___ Provided information

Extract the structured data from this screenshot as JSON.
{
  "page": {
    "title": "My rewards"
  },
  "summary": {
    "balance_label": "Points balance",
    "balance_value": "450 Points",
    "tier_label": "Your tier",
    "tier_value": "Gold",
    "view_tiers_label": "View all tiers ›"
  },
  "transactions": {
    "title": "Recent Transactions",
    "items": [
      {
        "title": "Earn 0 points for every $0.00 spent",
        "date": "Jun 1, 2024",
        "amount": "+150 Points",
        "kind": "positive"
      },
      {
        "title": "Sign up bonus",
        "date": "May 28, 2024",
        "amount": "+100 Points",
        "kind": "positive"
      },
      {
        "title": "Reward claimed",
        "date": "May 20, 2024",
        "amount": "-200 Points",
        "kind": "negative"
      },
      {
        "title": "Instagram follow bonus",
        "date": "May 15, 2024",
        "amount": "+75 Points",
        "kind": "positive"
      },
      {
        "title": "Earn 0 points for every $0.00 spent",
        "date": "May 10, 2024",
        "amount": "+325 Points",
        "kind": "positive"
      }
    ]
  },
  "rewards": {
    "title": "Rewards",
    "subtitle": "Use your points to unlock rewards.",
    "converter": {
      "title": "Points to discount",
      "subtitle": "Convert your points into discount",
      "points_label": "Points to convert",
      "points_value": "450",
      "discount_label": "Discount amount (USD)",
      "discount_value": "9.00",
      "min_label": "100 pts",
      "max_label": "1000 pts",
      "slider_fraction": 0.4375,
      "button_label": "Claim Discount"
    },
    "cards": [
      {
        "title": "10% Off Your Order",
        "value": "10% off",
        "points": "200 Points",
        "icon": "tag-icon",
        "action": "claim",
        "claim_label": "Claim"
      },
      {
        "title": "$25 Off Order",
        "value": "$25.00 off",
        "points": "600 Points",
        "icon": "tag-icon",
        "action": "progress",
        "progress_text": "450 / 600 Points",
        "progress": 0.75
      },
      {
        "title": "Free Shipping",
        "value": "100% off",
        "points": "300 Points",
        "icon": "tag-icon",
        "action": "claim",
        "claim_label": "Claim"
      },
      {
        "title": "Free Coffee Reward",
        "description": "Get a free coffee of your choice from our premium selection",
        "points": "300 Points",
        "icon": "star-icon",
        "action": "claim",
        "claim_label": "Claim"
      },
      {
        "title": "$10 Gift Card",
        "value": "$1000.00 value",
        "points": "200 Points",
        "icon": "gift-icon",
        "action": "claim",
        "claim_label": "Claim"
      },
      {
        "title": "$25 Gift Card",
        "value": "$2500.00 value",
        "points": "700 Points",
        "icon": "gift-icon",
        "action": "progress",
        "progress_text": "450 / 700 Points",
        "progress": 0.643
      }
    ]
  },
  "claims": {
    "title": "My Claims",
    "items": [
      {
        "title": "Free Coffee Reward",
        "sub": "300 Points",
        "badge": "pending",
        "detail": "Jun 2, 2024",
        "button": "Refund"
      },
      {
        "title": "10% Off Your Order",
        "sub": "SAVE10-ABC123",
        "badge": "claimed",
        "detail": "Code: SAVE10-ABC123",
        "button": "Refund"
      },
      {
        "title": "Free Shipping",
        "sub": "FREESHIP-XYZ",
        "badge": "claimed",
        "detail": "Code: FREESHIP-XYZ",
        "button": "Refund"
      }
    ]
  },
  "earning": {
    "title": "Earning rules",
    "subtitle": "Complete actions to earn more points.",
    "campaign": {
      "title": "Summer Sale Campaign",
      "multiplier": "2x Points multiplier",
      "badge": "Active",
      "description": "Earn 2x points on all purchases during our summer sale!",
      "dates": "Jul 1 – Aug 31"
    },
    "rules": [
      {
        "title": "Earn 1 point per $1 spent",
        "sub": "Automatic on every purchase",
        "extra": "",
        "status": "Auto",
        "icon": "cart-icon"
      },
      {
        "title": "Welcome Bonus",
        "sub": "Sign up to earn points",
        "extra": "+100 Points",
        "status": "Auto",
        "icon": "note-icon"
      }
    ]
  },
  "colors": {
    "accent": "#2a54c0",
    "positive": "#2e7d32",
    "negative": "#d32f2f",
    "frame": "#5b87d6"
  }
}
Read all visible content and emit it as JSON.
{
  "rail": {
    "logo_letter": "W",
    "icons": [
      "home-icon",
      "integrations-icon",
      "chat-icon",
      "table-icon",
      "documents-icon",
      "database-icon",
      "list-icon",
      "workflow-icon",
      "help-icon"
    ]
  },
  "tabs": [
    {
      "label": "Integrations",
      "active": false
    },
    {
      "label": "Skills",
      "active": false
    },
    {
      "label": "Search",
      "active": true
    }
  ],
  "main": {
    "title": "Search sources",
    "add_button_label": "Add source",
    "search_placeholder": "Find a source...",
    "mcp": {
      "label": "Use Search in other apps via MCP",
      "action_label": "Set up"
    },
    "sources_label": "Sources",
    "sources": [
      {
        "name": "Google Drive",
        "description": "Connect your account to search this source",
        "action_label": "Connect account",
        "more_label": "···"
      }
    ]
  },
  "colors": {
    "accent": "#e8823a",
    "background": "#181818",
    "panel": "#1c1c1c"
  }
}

______

Prompt = Above are the records; retype them all without a single difference.

Final answer =
Extract the structured data from this screenshot as JSON.
{
  "page": {
    "title": "My rewards"
  },
  "summary": {
    "balance_label": "Points balance",
    "balance_value": "450 Points",
    "tier_label": "Your tier",
    "tier_value": "Gold",
    "view_tiers_label": "View all tiers ›"
  },
  "transactions": {
    "title": "Recent Transactions",
    "items": [
      {
        "title": "Earn 0 points for every $0.00 spent",
        "date": "Jun 1, 2024",
        "amount": "+150 Points",
        "kind": "positive"
      },
      {
        "title": "Sign up bonus",
        "date": "May 28, 2024",
        "amount": "+100 Points",
        "kind": "positive"
      },
      {
        "title": "Reward claimed",
        "date": "May 20, 2024",
        "amount": "-200 Points",
        "kind": "negative"
      },
      {
        "title": "Instagram follow bonus",
        "date": "May 15, 2024",
        "amount": "+75 Points",
        "kind": "positive"
      },
      {
        "title": "Earn 0 points for every $0.00 spent",
        "date": "May 10, 2024",
        "amount": "+325 Points",
        "kind": "positive"
      }
    ]
  },
  "rewards": {
    "title": "Rewards",
    "subtitle": "Use your points to unlock rewards.",
    "converter": {
      "title": "Points to discount",
      "subtitle": "Convert your points into discount",
      "points_label": "Points to convert",
      "points_value": "450",
      "discount_label": "Discount amount (USD)",
      "discount_value": "9.00",
      "min_label": "100 pts",
      "max_label": "1000 pts",
      "slider_fraction": 0.4375,
      "button_label": "Claim Discount"
    },
    "cards": [
      {
        "title": "10% Off Your Order",
        "value": "10% off",
        "points": "200 Points",
        "icon": "tag-icon",
        "action": "claim",
        "claim_label": "Claim"
      },
      {
        "title": "$25 Off Order",
        "value": "$25.00 off",
        "points": "600 Points",
        "icon": "tag-icon",
        "action": "progress",
        "progress_text": "450 / 600 Points",
        "progress": 0.75
      },
      {
        "title": "Free Shipping",
        "value": "100% off",
        "points": "300 Points",
        "icon": "tag-icon",
        "action": "claim",
        "claim_label": "Claim"
      },
      {
        "title": "Free Coffee Reward",
        "description": "Get a free coffee of your choice from our premium selection",
        "points": "300 Points",
        "icon": "star-icon",
        "action": "claim",
        "claim_label": "Claim"
      },
      {
        "title": "$10 Gift Card",
        "value": "$1000.00 value",
        "points": "200 Points",
        "icon": "gift-icon",
        "action": "claim",
        "claim_label": "Claim"
      },
      {
        "title": "$25 Gift Card",
        "value": "$2500.00 value",
        "points": "700 Points",
        "icon": "gift-icon",
        "action": "progress",
        "progress_text": "450 / 700 Points",
        "progress": 0.643
      }
    ]
  },
  "claims": {
    "title": "My Claims",
    "items": [
      {
        "title": "Free Coffee Reward",
        "sub": "300 Points",
        "badge": "pending",
        "detail": "Jun 2, 2024",
        "button": "Refund"
      },
      {
        "title": "10% Off Your Order",
        "sub": "SAVE10-ABC123",
        "badge": "claimed",
        "detail": "Code: SAVE10-ABC123",
        "button": "Refund"
      },
      {
        "title": "Free Shipping",
        "sub": "FREESHIP-XYZ",
        "badge": "claimed",
        "detail": "Code: FREESHIP-XYZ",
        "button": "Refund"
      }
    ]
  },
  "earning": {
    "title": "Earning rules",
    "subtitle": "Complete actions to earn more points.",
    "campaign": {
      "title": "Summer Sale Campaign",
      "multiplier": "2x Points multiplier",
      "badge": "Active",
      "description": "Earn 2x points on all purchases during our summer sale!",
      "dates": "Jul 1 – Aug 31"
    },
    "rules": [
      {
        "title": "Earn 1 point per $1 spent",
        "sub": "Automatic on every purchase",
        "extra": "",
        "status": "Auto",
        "icon": "cart-icon"
      },
      {
        "title": "Welcome Bonus",
        "sub": "Sign up to earn points",
        "extra": "+100 Points",
        "status": "Auto",
        "icon": "note-icon"
      }
    ]
  },
  "colors": {
    "accent": "#2a54c0",
    "positive": "#2e7d32",
    "negative": "#d32f2f",
    "frame": "#5b87d6"
  }
}
Read all visible content and emit it as JSON.
{
  "rail": {
    "logo_letter": "W",
    "icons": [
      "home-icon",
      "integrations-icon",
      "chat-icon",
      "table-icon",
      "documents-icon",
      "database-icon",
      "list-icon",
      "workflow-icon",
      "help-icon"
    ]
  },
  "tabs": [
    {
      "label": "Integrations",
      "active": false
    },
    {
      "label": "Skills",
      "active": false
    },
    {
      "label": "Search",
      "active": true
    }
  ],
  "main": {
    "title": "Search sources",
    "add_button_label": "Add source",
    "search_placeholder": "Find a source...",
    "mcp": {
      "label": "Use Search in other apps via MCP",
      "action_label": "Set up"
    },
    "sources_label": "Sources",
    "sources": [
      {
        "name": "Google Drive",
        "description": "Connect your account to search this source",
        "action_label": "Connect account",
        "more_label": "···"
      }
    ]
  },
  "colors": {
    "accent": "#e8823a",
    "background": "#181818",
    "panel": "#1c1c1c"
  }
}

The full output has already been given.